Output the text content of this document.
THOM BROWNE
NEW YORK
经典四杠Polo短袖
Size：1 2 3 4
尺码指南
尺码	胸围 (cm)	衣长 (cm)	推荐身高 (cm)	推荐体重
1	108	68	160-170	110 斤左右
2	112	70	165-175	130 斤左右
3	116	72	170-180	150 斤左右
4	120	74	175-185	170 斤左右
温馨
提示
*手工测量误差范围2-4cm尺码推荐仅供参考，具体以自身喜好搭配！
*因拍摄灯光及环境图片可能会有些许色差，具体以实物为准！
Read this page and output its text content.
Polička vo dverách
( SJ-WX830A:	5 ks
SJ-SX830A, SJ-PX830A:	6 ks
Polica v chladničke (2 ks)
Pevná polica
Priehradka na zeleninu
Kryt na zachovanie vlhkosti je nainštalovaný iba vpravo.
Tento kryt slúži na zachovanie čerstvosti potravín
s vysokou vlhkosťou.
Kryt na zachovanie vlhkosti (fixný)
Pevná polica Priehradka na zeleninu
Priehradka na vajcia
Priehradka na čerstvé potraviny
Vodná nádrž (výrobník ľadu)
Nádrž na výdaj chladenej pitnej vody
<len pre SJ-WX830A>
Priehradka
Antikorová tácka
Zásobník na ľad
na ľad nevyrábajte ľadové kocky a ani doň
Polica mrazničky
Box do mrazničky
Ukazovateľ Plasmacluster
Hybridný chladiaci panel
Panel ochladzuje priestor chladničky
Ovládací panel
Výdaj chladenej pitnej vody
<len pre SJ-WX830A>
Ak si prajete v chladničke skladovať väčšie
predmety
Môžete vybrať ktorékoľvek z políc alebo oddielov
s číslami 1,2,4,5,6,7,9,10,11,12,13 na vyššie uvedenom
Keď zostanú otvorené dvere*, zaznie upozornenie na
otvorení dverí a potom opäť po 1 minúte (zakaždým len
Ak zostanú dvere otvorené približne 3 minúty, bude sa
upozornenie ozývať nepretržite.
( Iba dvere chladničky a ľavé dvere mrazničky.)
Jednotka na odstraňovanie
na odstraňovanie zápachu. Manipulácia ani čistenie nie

- To be done -
Count the lines in the material above where the string "vody" appears, then state only that count.

- Answer to this problem -
2